__Set problem__: Output the full listing below exactly as it reads, and skip anything that is a picture.
* begin *
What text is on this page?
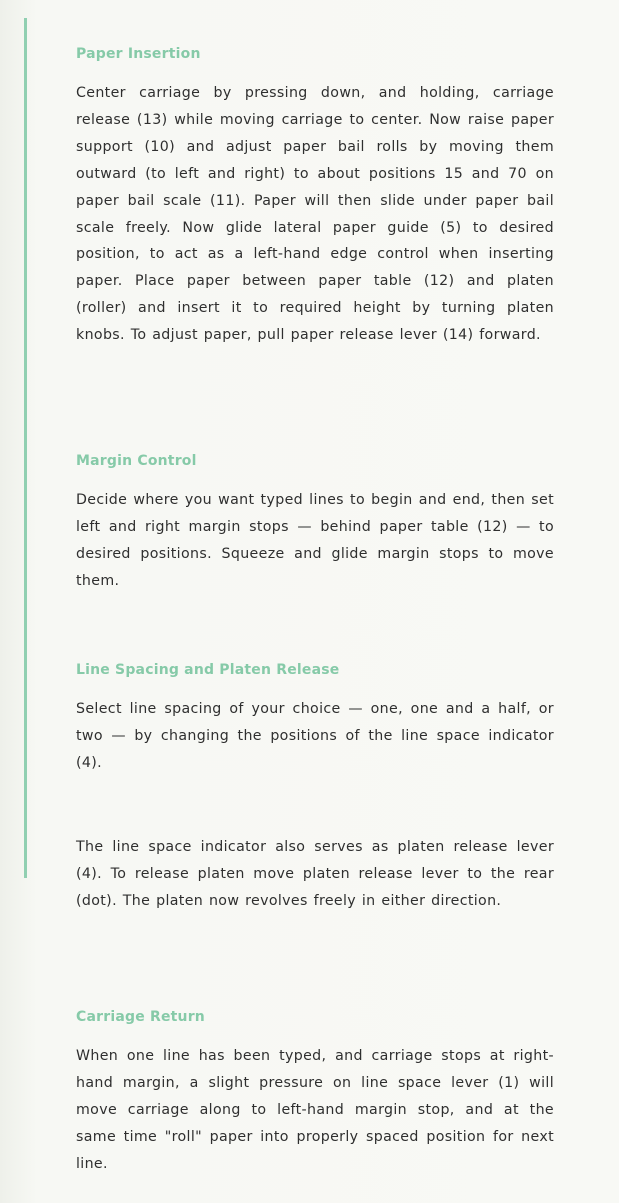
Paper Insertion

Center carriage by pressing down, and holding, carriage release (13) while moving carriage to center. Now raise paper support (10) and adjust paper bail rolls by moving them outward (to left and right) to about positions 15 and 70 on paper bail scale (11). Paper will then slide under paper bail scale freely. Now glide lateral paper guide (5) to desired position, to act as a left-hand edge control when inserting paper. Place paper between paper table (12) and platen (roller) and insert it to required height by turning platen knobs. To adjust paper, pull paper release lever (14) forward.

Margin Control

Decide where you want typed lines to begin and end, then set left and right margin stops — behind paper table (12) — to desired positions. Squeeze and glide margin stops to move them.

Line Spacing and Platen Release

Select line spacing of your choice — one, one and a half, or two — by changing the positions of the line space indicator (4).

The line space indicator also serves as platen release lever (4). To release platen move platen release lever to the rear (dot). The platen now revolves freely in either direction.

Carriage Return

When one line has been typed, and carriage stops at right-hand margin, a slight pressure on line space lever (1) will move carriage along to left-hand margin stop, and at the same time "roll" paper into properly spaced position for next line.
* end *
__Complete response__:
What text is on this page?
Paper Insertion

Center carriage by pressing down, and holding, carriage release (13) while moving carriage to center. Now raise paper support (10) and adjust paper bail rolls by moving them outward (to left and right) to about positions 15 and 70 on paper bail scale (11). Paper will then slide under paper bail scale freely. Now glide lateral paper guide (5) to desired position, to act as a left-hand edge control when inserting paper. Place paper between paper table (12) and platen (roller) and insert it to required height by turning platen knobs. To adjust paper, pull paper release lever (14) forward.

Margin Control

Decide where you want typed lines to begin and end, then set left and right margin stops — behind paper table (12) — to desired positions. Squeeze and glide margin stops to move them.

Line Spacing and Platen Release

Select line spacing of your choice — one, one and a half, or two — by changing the positions of the line space indicator (4).

The line space indicator also serves as platen release lever (4). To release platen move platen release lever to the rear (dot). The platen now revolves freely in either direction.

Carriage Return

When one line has been typed, and carriage stops at right-hand margin, a slight pressure on line space lever (1) will move carriage along to left-hand margin stop, and at the same time "roll" paper into properly spaced position for next line.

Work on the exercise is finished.